* [What you will do]
Pick out every line that holds the string "noise" and copy it.

* [Data shown]
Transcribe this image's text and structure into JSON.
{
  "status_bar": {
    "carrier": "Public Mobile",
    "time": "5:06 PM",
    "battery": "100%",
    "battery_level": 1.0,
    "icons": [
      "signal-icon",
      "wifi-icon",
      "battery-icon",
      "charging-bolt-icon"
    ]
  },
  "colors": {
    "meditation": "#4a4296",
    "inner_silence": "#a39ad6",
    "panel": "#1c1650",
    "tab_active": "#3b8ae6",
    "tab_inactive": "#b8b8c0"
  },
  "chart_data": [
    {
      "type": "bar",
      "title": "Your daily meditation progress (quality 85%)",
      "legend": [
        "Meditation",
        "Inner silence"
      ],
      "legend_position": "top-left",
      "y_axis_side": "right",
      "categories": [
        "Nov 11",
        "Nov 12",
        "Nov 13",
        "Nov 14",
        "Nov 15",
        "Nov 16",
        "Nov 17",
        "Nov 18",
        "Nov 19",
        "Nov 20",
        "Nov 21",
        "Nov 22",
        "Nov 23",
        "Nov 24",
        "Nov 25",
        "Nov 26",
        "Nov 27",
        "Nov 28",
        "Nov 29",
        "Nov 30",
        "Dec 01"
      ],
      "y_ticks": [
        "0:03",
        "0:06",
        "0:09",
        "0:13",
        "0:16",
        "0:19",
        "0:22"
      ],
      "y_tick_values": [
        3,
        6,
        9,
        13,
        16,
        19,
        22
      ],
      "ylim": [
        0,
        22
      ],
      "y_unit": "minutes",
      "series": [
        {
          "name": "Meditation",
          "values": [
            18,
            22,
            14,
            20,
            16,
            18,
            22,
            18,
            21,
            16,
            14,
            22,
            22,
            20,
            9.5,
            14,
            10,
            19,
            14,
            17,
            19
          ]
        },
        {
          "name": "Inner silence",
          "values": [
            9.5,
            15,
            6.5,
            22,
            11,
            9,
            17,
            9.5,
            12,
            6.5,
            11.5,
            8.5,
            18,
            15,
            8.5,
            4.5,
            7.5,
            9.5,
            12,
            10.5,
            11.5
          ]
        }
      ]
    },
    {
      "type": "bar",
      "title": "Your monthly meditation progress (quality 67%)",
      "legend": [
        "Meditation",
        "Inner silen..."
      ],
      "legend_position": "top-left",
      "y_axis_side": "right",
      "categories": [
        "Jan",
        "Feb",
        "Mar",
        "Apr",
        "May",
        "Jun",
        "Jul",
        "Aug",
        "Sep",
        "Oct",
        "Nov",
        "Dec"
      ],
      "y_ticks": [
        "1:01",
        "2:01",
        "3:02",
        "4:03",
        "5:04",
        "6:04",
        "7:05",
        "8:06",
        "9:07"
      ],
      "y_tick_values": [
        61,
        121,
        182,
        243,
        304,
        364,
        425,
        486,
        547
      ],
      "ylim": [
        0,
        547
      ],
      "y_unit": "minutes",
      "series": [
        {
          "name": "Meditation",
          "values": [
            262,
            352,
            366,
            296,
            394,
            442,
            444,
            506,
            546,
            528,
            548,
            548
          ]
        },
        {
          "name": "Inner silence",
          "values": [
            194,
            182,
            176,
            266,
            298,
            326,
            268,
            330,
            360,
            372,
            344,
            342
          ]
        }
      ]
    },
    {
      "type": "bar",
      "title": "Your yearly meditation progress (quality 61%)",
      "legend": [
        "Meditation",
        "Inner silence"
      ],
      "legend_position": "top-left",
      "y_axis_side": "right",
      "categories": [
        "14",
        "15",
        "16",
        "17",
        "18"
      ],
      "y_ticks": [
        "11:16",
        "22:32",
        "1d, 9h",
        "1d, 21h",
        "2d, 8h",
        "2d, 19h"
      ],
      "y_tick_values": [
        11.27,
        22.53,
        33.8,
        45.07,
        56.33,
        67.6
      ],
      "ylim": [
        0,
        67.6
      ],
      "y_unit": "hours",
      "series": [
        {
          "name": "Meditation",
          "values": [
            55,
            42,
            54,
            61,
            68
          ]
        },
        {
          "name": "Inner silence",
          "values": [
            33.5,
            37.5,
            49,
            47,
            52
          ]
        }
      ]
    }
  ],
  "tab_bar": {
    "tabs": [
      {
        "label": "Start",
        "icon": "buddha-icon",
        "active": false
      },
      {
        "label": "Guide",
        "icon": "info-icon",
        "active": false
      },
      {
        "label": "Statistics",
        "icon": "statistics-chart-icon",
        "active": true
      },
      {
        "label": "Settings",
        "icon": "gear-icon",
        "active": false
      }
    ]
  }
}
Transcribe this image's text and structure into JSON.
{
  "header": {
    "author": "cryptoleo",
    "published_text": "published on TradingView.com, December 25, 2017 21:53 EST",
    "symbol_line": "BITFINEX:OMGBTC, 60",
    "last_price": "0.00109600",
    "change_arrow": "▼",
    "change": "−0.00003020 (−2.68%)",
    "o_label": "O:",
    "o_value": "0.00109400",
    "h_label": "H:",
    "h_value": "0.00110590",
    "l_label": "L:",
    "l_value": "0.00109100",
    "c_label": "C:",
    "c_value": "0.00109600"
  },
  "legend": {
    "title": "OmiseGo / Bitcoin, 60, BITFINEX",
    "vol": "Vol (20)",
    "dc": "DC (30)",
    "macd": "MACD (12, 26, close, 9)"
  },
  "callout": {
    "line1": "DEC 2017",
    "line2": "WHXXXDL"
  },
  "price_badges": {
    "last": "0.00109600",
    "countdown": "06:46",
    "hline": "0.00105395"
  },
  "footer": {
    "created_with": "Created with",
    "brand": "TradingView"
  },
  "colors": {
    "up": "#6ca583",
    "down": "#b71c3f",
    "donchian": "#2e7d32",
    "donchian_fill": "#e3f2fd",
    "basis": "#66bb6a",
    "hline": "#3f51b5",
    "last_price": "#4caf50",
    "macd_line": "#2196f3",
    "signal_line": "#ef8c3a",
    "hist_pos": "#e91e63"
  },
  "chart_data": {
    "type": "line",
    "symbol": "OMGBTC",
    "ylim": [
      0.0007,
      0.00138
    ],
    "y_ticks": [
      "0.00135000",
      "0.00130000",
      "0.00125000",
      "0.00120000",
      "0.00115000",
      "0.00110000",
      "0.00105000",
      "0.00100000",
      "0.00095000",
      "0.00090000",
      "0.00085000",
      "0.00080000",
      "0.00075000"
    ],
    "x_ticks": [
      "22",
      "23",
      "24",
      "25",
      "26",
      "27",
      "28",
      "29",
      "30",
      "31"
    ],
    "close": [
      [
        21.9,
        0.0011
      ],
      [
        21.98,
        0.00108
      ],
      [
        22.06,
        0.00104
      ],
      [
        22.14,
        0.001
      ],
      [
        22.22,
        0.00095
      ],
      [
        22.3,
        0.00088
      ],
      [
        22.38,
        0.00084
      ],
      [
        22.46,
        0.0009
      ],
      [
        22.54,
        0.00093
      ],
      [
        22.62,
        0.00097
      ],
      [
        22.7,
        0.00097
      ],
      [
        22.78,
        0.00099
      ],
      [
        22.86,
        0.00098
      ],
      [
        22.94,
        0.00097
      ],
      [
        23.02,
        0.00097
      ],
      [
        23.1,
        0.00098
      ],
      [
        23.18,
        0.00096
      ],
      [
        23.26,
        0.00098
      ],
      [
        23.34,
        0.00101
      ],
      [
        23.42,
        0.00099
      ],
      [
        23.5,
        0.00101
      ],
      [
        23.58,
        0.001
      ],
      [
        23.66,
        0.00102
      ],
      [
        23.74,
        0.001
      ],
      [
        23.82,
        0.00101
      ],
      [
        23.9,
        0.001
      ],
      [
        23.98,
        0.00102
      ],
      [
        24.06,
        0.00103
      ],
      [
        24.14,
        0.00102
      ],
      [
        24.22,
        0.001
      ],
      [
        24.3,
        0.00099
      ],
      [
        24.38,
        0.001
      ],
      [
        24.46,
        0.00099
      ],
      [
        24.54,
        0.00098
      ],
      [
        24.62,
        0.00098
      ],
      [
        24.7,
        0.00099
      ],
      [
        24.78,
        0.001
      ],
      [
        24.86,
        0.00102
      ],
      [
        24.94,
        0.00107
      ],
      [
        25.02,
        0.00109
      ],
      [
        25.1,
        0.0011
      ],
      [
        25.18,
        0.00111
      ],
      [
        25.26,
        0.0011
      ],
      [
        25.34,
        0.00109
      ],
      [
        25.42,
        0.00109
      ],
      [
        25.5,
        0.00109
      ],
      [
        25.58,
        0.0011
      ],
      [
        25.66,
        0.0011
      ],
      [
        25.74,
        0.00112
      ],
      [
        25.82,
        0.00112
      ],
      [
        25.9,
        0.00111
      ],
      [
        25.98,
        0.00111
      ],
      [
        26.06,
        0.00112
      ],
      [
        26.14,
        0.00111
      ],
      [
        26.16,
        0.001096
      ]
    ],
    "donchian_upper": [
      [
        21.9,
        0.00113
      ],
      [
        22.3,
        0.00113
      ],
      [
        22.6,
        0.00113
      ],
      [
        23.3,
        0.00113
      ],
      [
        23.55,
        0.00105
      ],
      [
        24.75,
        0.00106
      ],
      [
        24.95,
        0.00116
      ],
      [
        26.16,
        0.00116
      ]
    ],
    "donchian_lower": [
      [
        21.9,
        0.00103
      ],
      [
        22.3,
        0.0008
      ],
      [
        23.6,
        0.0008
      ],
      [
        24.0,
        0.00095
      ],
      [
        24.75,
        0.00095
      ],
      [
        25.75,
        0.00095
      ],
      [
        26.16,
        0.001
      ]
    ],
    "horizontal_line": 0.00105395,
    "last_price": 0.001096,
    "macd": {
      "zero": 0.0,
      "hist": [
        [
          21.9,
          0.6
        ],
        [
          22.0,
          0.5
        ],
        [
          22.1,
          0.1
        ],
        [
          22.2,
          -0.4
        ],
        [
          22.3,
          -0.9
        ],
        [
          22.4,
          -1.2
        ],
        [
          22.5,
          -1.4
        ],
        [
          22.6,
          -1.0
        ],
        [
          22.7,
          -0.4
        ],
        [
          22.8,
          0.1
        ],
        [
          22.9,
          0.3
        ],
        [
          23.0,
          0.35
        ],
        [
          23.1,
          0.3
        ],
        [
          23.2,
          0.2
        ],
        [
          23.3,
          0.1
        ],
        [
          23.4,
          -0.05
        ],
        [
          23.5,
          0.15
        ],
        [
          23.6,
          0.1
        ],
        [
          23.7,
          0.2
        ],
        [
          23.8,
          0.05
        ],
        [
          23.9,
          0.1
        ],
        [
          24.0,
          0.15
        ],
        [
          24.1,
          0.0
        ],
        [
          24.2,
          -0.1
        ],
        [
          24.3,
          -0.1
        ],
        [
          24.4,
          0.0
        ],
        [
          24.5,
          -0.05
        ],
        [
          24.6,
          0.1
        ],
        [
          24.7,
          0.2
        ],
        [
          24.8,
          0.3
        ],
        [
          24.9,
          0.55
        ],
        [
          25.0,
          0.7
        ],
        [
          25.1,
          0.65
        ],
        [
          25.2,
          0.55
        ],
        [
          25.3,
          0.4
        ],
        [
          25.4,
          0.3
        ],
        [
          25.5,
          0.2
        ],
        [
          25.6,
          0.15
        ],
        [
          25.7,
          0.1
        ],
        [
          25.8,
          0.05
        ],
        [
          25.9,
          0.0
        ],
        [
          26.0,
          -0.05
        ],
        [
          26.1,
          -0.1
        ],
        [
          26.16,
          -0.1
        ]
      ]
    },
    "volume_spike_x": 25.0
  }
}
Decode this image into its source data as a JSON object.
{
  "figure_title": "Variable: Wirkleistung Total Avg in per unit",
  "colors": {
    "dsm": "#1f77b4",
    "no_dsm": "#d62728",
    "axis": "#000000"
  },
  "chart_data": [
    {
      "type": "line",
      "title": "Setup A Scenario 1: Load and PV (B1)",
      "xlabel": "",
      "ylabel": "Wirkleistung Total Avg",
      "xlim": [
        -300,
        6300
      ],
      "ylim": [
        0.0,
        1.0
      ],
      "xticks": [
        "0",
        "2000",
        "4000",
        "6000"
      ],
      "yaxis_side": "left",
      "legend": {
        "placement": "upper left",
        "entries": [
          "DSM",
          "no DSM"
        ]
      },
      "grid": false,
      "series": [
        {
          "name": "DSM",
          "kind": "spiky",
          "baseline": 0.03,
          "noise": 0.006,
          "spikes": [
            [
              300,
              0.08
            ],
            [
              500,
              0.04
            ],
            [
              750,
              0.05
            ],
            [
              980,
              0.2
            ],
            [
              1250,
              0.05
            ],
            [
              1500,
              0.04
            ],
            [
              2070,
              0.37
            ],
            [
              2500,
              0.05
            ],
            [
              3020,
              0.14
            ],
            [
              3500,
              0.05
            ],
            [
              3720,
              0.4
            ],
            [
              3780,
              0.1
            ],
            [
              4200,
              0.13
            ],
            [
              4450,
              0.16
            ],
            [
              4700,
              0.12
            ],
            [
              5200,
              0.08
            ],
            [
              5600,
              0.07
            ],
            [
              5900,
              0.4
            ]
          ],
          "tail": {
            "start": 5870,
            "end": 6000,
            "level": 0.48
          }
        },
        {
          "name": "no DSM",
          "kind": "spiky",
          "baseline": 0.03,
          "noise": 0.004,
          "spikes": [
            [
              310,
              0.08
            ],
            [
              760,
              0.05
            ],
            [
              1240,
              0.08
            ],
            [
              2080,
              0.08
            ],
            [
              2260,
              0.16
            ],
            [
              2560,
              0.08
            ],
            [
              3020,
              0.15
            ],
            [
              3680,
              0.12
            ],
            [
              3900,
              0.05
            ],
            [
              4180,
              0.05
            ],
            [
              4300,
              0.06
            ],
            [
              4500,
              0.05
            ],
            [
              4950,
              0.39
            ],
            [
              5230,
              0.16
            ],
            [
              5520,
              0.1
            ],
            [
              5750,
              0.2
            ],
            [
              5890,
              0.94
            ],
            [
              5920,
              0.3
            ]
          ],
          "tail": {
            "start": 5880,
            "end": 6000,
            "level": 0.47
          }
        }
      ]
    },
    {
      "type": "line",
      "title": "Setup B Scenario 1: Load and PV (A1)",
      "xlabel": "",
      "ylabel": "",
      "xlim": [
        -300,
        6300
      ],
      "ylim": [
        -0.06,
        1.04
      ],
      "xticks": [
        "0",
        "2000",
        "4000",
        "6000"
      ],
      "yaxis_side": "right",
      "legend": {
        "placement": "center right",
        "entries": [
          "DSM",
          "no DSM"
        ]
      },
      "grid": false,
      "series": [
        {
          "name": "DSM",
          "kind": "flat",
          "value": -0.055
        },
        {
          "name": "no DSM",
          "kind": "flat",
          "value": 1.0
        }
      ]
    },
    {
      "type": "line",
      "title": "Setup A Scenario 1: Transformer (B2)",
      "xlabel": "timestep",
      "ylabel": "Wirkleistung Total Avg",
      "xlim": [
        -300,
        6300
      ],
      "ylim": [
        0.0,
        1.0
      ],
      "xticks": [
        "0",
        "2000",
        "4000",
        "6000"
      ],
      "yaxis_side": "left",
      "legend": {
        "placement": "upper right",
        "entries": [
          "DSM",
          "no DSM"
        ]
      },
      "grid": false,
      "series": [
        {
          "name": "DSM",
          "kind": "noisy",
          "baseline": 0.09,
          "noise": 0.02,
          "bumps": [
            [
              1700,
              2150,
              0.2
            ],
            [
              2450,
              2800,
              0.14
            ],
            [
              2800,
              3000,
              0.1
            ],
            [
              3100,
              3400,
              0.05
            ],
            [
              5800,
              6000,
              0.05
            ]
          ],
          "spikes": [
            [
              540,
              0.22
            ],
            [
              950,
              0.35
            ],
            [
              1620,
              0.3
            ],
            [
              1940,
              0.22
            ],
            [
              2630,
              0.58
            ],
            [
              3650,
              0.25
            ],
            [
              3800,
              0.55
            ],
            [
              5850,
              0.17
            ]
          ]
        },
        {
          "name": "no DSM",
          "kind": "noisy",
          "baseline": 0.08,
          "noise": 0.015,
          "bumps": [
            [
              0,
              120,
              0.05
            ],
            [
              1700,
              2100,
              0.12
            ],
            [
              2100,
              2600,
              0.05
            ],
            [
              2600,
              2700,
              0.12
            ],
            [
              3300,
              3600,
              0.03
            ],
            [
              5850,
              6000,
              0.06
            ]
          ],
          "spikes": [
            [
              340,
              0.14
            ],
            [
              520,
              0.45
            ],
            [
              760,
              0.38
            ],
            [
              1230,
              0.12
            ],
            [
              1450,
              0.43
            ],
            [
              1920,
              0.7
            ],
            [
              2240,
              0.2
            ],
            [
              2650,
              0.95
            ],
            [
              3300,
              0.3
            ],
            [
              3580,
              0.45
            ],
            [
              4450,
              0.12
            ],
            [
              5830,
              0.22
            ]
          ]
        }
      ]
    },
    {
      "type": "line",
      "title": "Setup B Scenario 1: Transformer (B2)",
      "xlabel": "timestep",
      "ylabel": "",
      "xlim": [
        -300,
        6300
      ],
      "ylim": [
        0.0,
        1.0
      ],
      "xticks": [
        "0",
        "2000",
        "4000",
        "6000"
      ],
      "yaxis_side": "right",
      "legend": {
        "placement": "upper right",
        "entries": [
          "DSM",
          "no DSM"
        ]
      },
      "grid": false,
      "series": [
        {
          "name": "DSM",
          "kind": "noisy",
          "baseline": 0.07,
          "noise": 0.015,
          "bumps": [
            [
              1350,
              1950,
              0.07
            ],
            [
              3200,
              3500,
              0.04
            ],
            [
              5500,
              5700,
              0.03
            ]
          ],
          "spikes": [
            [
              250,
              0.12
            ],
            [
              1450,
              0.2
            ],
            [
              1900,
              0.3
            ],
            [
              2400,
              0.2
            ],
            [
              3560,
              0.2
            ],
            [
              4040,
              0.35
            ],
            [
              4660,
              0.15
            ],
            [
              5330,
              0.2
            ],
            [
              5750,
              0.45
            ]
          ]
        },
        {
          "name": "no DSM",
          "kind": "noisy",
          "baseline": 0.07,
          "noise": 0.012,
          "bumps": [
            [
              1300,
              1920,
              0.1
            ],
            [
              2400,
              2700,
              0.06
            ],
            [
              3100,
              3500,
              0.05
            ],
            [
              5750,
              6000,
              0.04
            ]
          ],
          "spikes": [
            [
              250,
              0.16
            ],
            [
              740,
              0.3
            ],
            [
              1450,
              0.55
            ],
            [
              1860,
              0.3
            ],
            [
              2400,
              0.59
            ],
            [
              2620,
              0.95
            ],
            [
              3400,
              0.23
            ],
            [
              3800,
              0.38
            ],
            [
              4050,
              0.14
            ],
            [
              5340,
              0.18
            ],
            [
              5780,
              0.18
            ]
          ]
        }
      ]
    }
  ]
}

* [Output of the task]
          "noise": 0.006,
          "noise": 0.004,
          "noise": 0.02,
          "noise": 0.015,
          "noise": 0.015,
          "noise": 0.012,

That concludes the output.